Extracts from a graphics dataset

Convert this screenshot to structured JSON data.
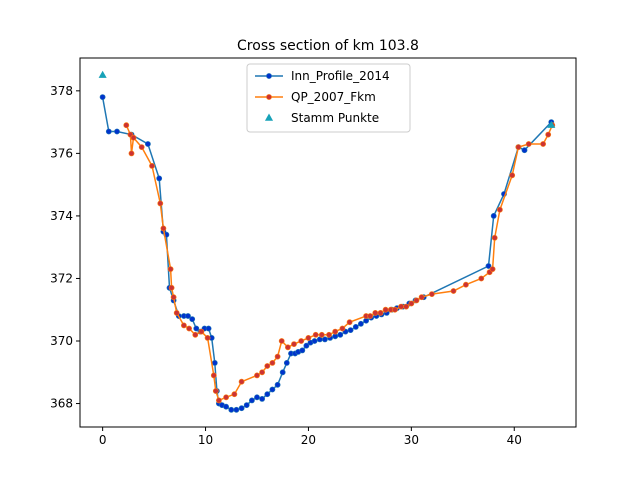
{
  "chart_data": {
    "type": "line",
    "title": "Cross section of km 103.8",
    "xlabel": "",
    "ylabel": "",
    "xlim": [
      -2.2,
      46.0
    ],
    "ylim": [
      367.25,
      379.05
    ],
    "xticks": [
      0,
      10,
      20,
      30,
      40
    ],
    "yticks": [
      368,
      370,
      372,
      374,
      376,
      378
    ],
    "grid": false,
    "legend_position": "upper center",
    "series": [
      {
        "name": "Inn_Profile_2014",
        "style": "line-with-dots",
        "line_color": "#1f77b4",
        "marker_color": "#0033cc",
        "x": [
          0.0,
          0.6,
          1.4,
          2.8,
          4.4,
          5.5,
          5.9,
          6.2,
          6.5,
          6.9,
          7.4,
          7.9,
          8.3,
          8.7,
          9.1,
          9.5,
          9.9,
          10.3,
          10.6,
          10.9,
          11.1,
          11.3,
          11.6,
          12.0,
          12.5,
          13.0,
          13.5,
          14.0,
          14.5,
          15.0,
          15.5,
          16.0,
          16.5,
          17.0,
          17.5,
          17.9,
          18.3,
          18.7,
          19.0,
          19.4,
          19.8,
          20.2,
          20.6,
          21.1,
          21.6,
          22.1,
          22.6,
          23.1,
          23.6,
          24.1,
          24.6,
          25.1,
          25.6,
          26.1,
          26.6,
          27.1,
          27.6,
          28.1,
          28.6,
          29.2,
          29.8,
          30.4,
          31.2,
          37.5,
          38.0,
          39.0,
          40.4,
          41.0,
          43.6
        ],
        "y": [
          377.8,
          376.7,
          376.7,
          376.6,
          376.3,
          375.2,
          373.5,
          373.4,
          371.7,
          371.3,
          370.8,
          370.8,
          370.8,
          370.7,
          370.4,
          370.3,
          370.4,
          370.4,
          370.1,
          369.3,
          368.4,
          368.0,
          367.95,
          367.9,
          367.8,
          367.8,
          367.85,
          367.95,
          368.1,
          368.2,
          368.15,
          368.3,
          368.45,
          368.6,
          369.0,
          369.3,
          369.6,
          369.6,
          369.65,
          369.7,
          369.85,
          369.95,
          370.0,
          370.05,
          370.05,
          370.1,
          370.15,
          370.2,
          370.3,
          370.35,
          370.45,
          370.55,
          370.65,
          370.75,
          370.8,
          370.85,
          370.9,
          371.0,
          371.05,
          371.1,
          371.2,
          371.3,
          371.4,
          372.4,
          374.0,
          374.7,
          376.2,
          376.1,
          377.0
        ]
      },
      {
        "name": "QP_2007_Fkm",
        "style": "line-with-dots",
        "line_color": "#ff7f0e",
        "marker_color": "#cc3333",
        "x": [
          2.3,
          2.7,
          2.8,
          3.0,
          3.8,
          4.8,
          5.6,
          5.9,
          6.6,
          6.7,
          6.9,
          7.2,
          7.9,
          8.4,
          9.0,
          9.6,
          10.2,
          10.8,
          11.0,
          11.3,
          12.0,
          12.8,
          13.5,
          15.0,
          15.5,
          16.0,
          16.5,
          17.0,
          17.4,
          18.0,
          18.6,
          19.3,
          20.0,
          20.7,
          21.3,
          22.0,
          22.6,
          23.3,
          24.0,
          25.6,
          26.0,
          26.5,
          27.0,
          27.5,
          28.0,
          28.4,
          29.0,
          29.5,
          30.0,
          30.5,
          31.0,
          32.0,
          34.1,
          35.3,
          36.8,
          37.6,
          37.9,
          38.1,
          38.6,
          39.8,
          40.4,
          41.4,
          42.8,
          43.3,
          43.7
        ],
        "y": [
          376.9,
          376.6,
          376.0,
          376.5,
          376.2,
          375.6,
          374.4,
          373.6,
          372.3,
          371.7,
          371.4,
          370.9,
          370.5,
          370.4,
          370.2,
          370.3,
          370.1,
          368.9,
          368.4,
          368.1,
          368.2,
          368.3,
          368.7,
          368.9,
          369.0,
          369.2,
          369.3,
          369.5,
          370.0,
          369.8,
          369.9,
          370.0,
          370.1,
          370.2,
          370.2,
          370.2,
          370.3,
          370.4,
          370.6,
          370.8,
          370.8,
          370.9,
          370.9,
          371.0,
          371.0,
          371.0,
          371.1,
          371.1,
          371.2,
          371.3,
          371.4,
          371.5,
          371.6,
          371.8,
          372.0,
          372.2,
          372.3,
          373.3,
          374.2,
          375.3,
          376.2,
          376.3,
          376.3,
          376.6,
          376.9
        ]
      },
      {
        "name": "Stamm Punkte",
        "style": "markers",
        "marker": "triangle",
        "marker_color": "#17a2b8",
        "x": [
          0.0,
          43.6
        ],
        "y": [
          378.5,
          376.9
        ]
      }
    ]
  }
}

## Aim
Print each entry shown above with exact wording and no pictures.

## Answer
Convert this screenshot to structured JSON data.
{
  "chart_data": {
    "type": "line",
    "title": "Cross section of km 103.8",
    "xlabel": "",
    "ylabel": "",
    "xlim": [
      -2.2,
      46.0
    ],
    "ylim": [
      367.25,
      379.05
    ],
    "xticks": [
      0,
      10,
      20,
      30,
      40
    ],
    "yticks": [
      368,
      370,
      372,
      374,
      376,
      378
    ],
    "grid": false,
    "legend_position": "upper center",
    "series": [
      {
        "name": "Inn_Profile_2014",
        "style": "line-with-dots",
        "line_color": "#1f77b4",
        "marker_color": "#0033cc",
        "x": [
          0.0,
          0.6,
          1.4,
          2.8,
          4.4,
          5.5,
          5.9,
          6.2,
          6.5,
          6.9,
          7.4,
          7.9,
          8.3,
          8.7,
          9.1,
          9.5,
          9.9,
          10.3,
          10.6,
          10.9,
          11.1,
          11.3,
          11.6,
          12.0,
          12.5,
          13.0,
          13.5,
          14.0,
          14.5,
          15.0,
          15.5,
          16.0,
          16.5,
          17.0,
          17.5,
          17.9,
          18.3,
          18.7,
          19.0,
          19.4,
          19.8,
          20.2,
          20.6,
          21.1,
          21.6,
          22.1,
          22.6,
          23.1,
          23.6,
          24.1,
          24.6,
          25.1,
          25.6,
          26.1,
          26.6,
          27.1,
          27.6,
          28.1,
          28.6,
          29.2,
          29.8,
          30.4,
          31.2,
          37.5,
          38.0,
          39.0,
          40.4,
          41.0,
          43.6
        ],
        "y": [
          377.8,
          376.7,
          376.7,
          376.6,
          376.3,
          375.2,
          373.5,
          373.4,
          371.7,
          371.3,
          370.8,
          370.8,
          370.8,
          370.7,
          370.4,
          370.3,
          370.4,
          370.4,
          370.1,
          369.3,
          368.4,
          368.0,
          367.95,
          367.9,
          367.8,
          367.8,
          367.85,
          367.95,
          368.1,
          368.2,
          368.15,
          368.3,
          368.45,
          368.6,
          369.0,
          369.3,
          369.6,
          369.6,
          369.65,
          369.7,
          369.85,
          369.95,
          370.0,
          370.05,
          370.05,
          370.1,
          370.15,
          370.2,
          370.3,
          370.35,
          370.45,
          370.55,
          370.65,
          370.75,
          370.8,
          370.85,
          370.9,
          371.0,
          371.05,
          371.1,
          371.2,
          371.3,
          371.4,
          372.4,
          374.0,
          374.7,
          376.2,
          376.1,
          377.0
        ]
      },
      {
        "name": "QP_2007_Fkm",
        "style": "line-with-dots",
        "line_color": "#ff7f0e",
        "marker_color": "#cc3333",
        "x": [
          2.3,
          2.7,
          2.8,
          3.0,
          3.8,
          4.8,
          5.6,
          5.9,
          6.6,
          6.7,
          6.9,
          7.2,
          7.9,
          8.4,
          9.0,
          9.6,
          10.2,
          10.8,
          11.0,
          11.3,
          12.0,
          12.8,
          13.5,
          15.0,
          15.5,
          16.0,
          16.5,
          17.0,
          17.4,
          18.0,
          18.6,
          19.3,
          20.0,
          20.7,
          21.3,
          22.0,
          22.6,
          23.3,
          24.0,
          25.6,
          26.0,
          26.5,
          27.0,
          27.5,
          28.0,
          28.4,
          29.0,
          29.5,
          30.0,
          30.5,
          31.0,
          32.0,
          34.1,
          35.3,
          36.8,
          37.6,
          37.9,
          38.1,
          38.6,
          39.8,
          40.4,
          41.4,
          42.8,
          43.3,
          43.7
        ],
        "y": [
          376.9,
          376.6,
          376.0,
          376.5,
          376.2,
          375.6,
          374.4,
          373.6,
          372.3,
          371.7,
          371.4,
          370.9,
          370.5,
          370.4,
          370.2,
          370.3,
          370.1,
          368.9,
          368.4,
          368.1,
          368.2,
          368.3,
          368.7,
          368.9,
          369.0,
          369.2,
          369.3,
          369.5,
          370.0,
          369.8,
          369.9,
          370.0,
          370.1,
          370.2,
          370.2,
          370.2,
          370.3,
          370.4,
          370.6,
          370.8,
          370.8,
          370.9,
          370.9,
          371.0,
          371.0,
          371.0,
          371.1,
          371.1,
          371.2,
          371.3,
          371.4,
          371.5,
          371.6,
          371.8,
          372.0,
          372.2,
          372.3,
          373.3,
          374.2,
          375.3,
          376.2,
          376.3,
          376.3,
          376.6,
          376.9
        ]
      },
      {
        "name": "Stamm Punkte",
        "style": "markers",
        "marker": "triangle",
        "marker_color": "#17a2b8",
        "x": [
          0.0,
          43.6
        ],
        "y": [
          378.5,
          376.9
        ]
      }
    ]
  }
}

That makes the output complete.